### What the task requires
From the entries below, give the number of lines where the word "label" occurs, and nothing else.

### Data shown
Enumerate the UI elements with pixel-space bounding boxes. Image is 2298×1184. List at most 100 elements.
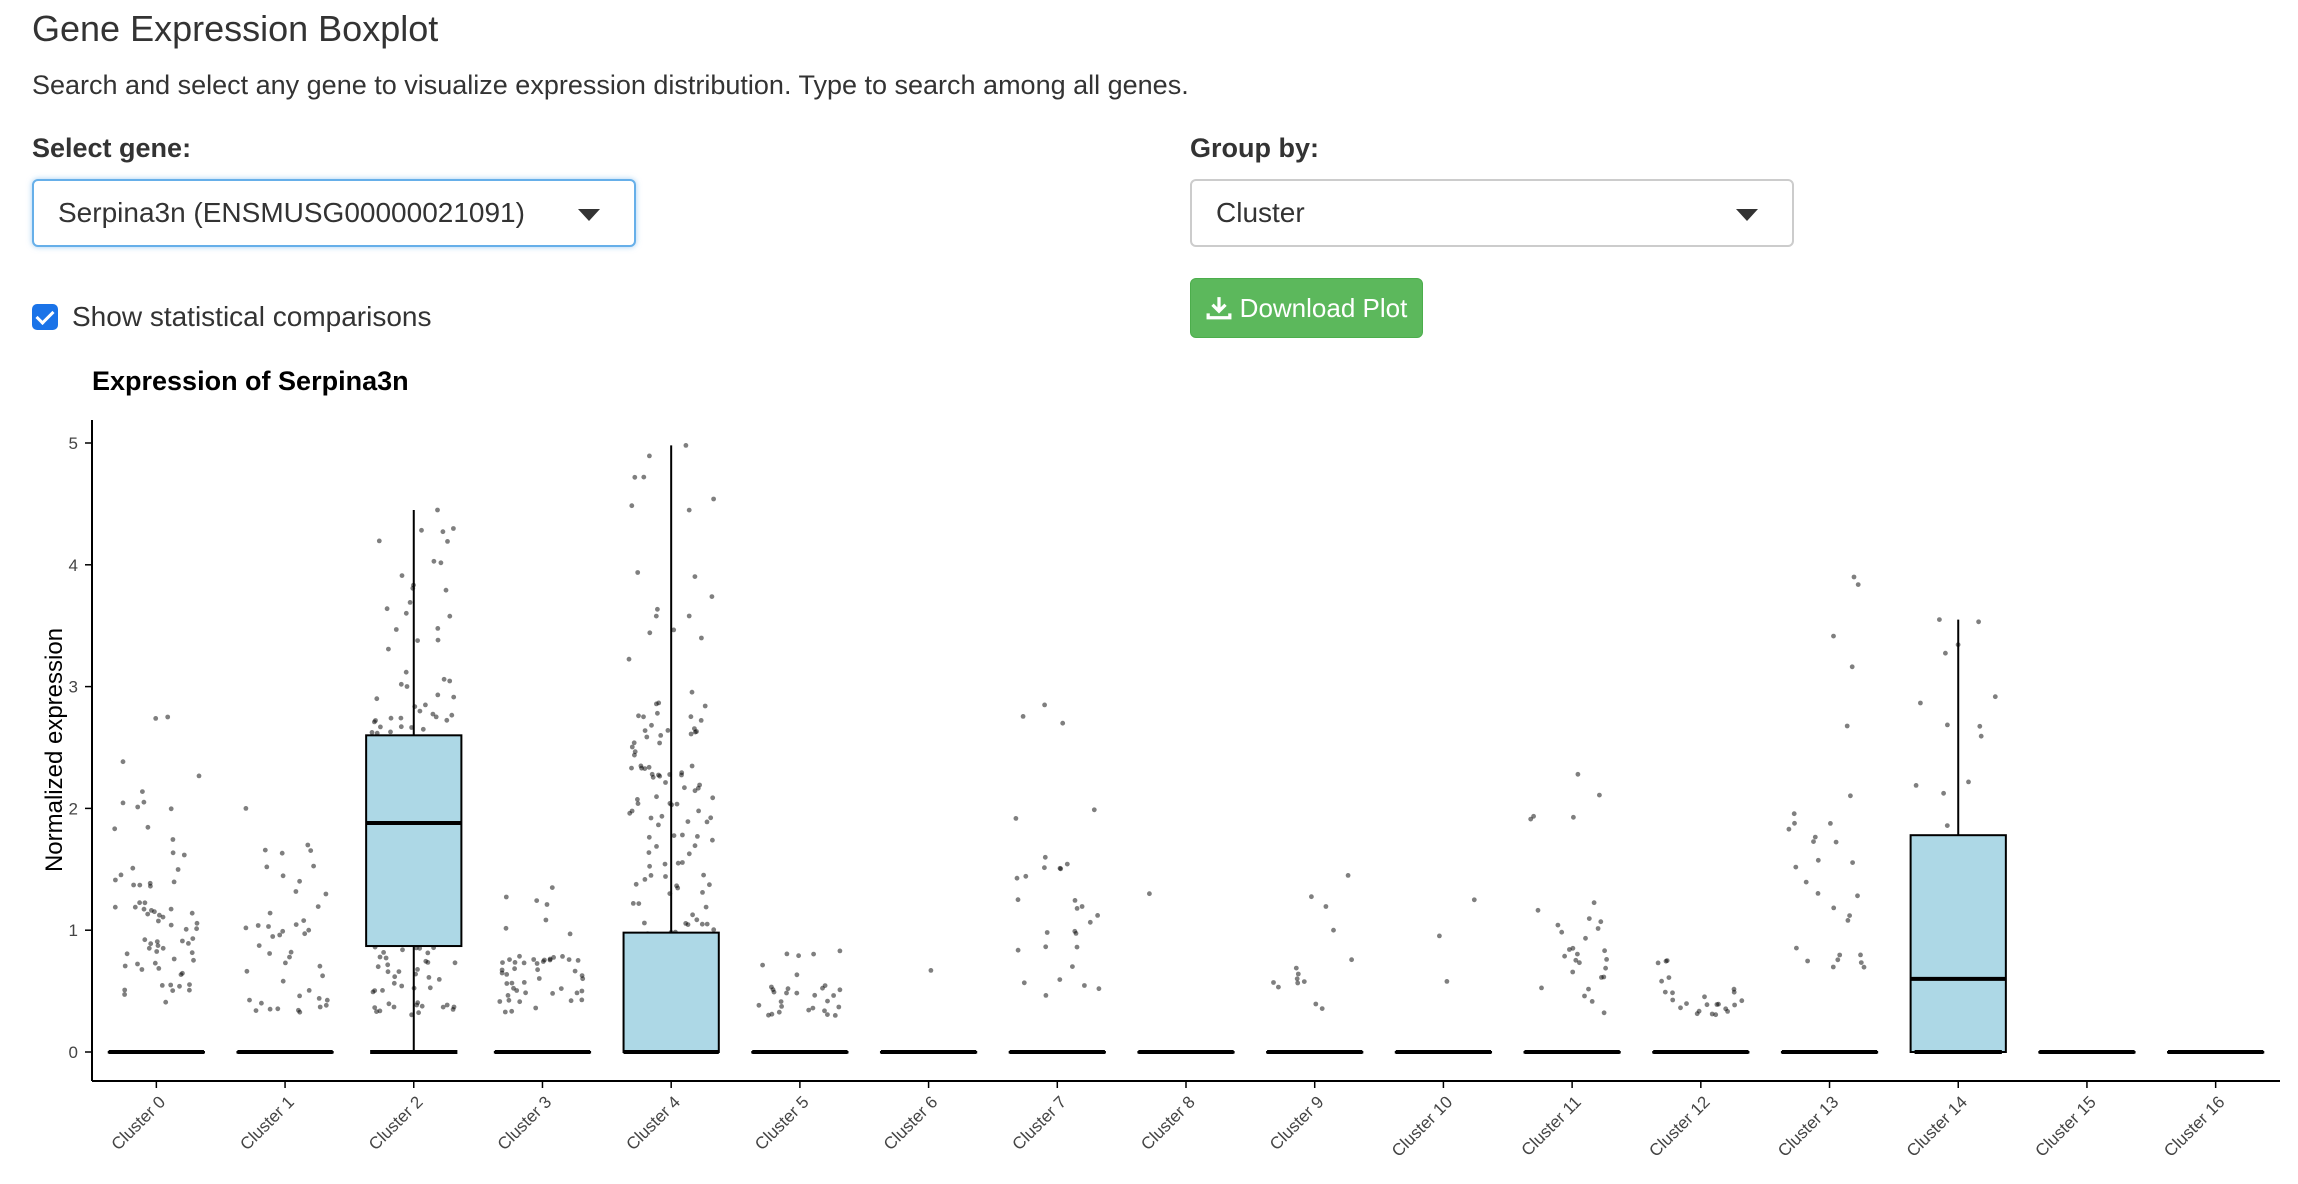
data-point: [551, 955, 556, 960]
data-point: [760, 962, 765, 968]
data-point: [688, 714, 694, 720]
data-point: [674, 801, 680, 807]
data-point: [159, 983, 165, 988]
data-point: [1013, 816, 1019, 821]
data-point: [267, 1006, 273, 1012]
data-point: [509, 980, 515, 986]
data-point: [1539, 985, 1544, 991]
data-point: [419, 527, 424, 533]
data-point: [1815, 857, 1821, 863]
data-point: [812, 992, 818, 998]
box: [1909, 834, 2007, 1054]
data-point: [663, 874, 668, 879]
x-tick-label: Cluster 13: [1774, 1092, 1842, 1160]
x-tick-label: Cluster 2: [365, 1092, 427, 1154]
data-point: [1015, 947, 1021, 953]
data-point: [122, 992, 127, 997]
data-point: [393, 627, 399, 632]
data-point: [1444, 979, 1450, 984]
data-point: [822, 983, 828, 988]
boxplot-chart: Expression of Serpina3n Normalized expre…: [41, 366, 2280, 1161]
gene-select[interactable]: Serpina3n (ENSMUSG00000021091): [32, 179, 636, 247]
data-point: [420, 726, 426, 732]
data-point: [544, 902, 550, 907]
data-point: [1060, 720, 1066, 726]
data-point: [1786, 826, 1792, 832]
data-point: [168, 922, 174, 928]
data-point: [579, 973, 585, 978]
group-by-select[interactable]: Cluster: [1190, 179, 1794, 247]
data-point: [1977, 723, 1983, 729]
data-point: [1595, 926, 1601, 931]
data-point: [692, 788, 698, 794]
data-point: [646, 764, 652, 770]
data-point: [377, 954, 383, 960]
data-point: [148, 883, 153, 889]
data-point: [642, 728, 648, 733]
data-point: [137, 882, 143, 888]
data-point: [558, 986, 564, 991]
data-point: [449, 712, 455, 718]
data-point: [699, 921, 705, 927]
data-point: [702, 703, 708, 709]
data-point: [425, 950, 431, 956]
stats-checkbox-row[interactable]: Show statistical comparisons: [32, 301, 431, 333]
data-point: [1696, 1008, 1702, 1014]
data-point: [118, 872, 124, 878]
data-point: [175, 867, 181, 872]
data-point: [1570, 969, 1576, 975]
data-point: [168, 906, 174, 912]
x-axis: Cluster 0 Cluster 1 Cluster 2 Cluster 3 Clus…: [92, 1080, 2280, 1161]
data-point: [785, 986, 791, 992]
data-point: [1684, 1001, 1689, 1006]
data-point: [415, 638, 420, 643]
cluster-group: [1523, 771, 1621, 1054]
data-point: [451, 1004, 457, 1010]
data-point: [1294, 976, 1300, 982]
data-point: [170, 988, 176, 993]
data-point: [1276, 984, 1281, 990]
cluster-group: [1780, 574, 1879, 1054]
data-point: [112, 904, 118, 910]
data-point: [504, 981, 510, 986]
data-point: [141, 799, 147, 805]
stats-checkbox[interactable]: [32, 304, 58, 330]
data-point: [649, 771, 655, 777]
data-point: [383, 955, 389, 961]
data-point: [1937, 617, 1942, 622]
data-point: [194, 926, 200, 932]
data-point: [391, 980, 397, 986]
data-point: [653, 613, 659, 619]
data-point: [549, 885, 555, 890]
data-point: [243, 806, 249, 811]
data-point: [386, 1001, 392, 1007]
boxplot-series: [107, 443, 2265, 1054]
data-point: [626, 656, 632, 662]
page-description: Search and select any gene to visualize …: [32, 70, 1189, 100]
x-tick-label: Cluster 10: [1388, 1092, 1456, 1160]
data-point: [680, 832, 685, 838]
data-point: [372, 719, 377, 725]
data-point: [163, 999, 169, 1005]
data-point: [503, 925, 509, 931]
data-point: [1793, 864, 1799, 870]
data-point: [404, 684, 410, 689]
data-point: [689, 689, 695, 695]
data-point: [572, 968, 578, 974]
data-point: [776, 1009, 782, 1015]
data-point: [407, 600, 413, 605]
data-point: [196, 773, 202, 779]
data-point: [506, 997, 512, 1003]
data-point: [832, 1013, 838, 1018]
x-tick-label: Cluster 16: [2160, 1092, 2228, 1160]
download-plot-button[interactable]: Download Plot: [1190, 278, 1423, 338]
data-point: [699, 635, 704, 641]
data-point: [1058, 866, 1064, 872]
data-point: [137, 900, 143, 906]
data-point: [503, 894, 509, 900]
data-point: [641, 714, 646, 720]
data-point: [663, 780, 668, 785]
data-point: [267, 910, 273, 916]
data-point: [629, 765, 634, 771]
data-point: [256, 943, 262, 948]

### Exercise solution
4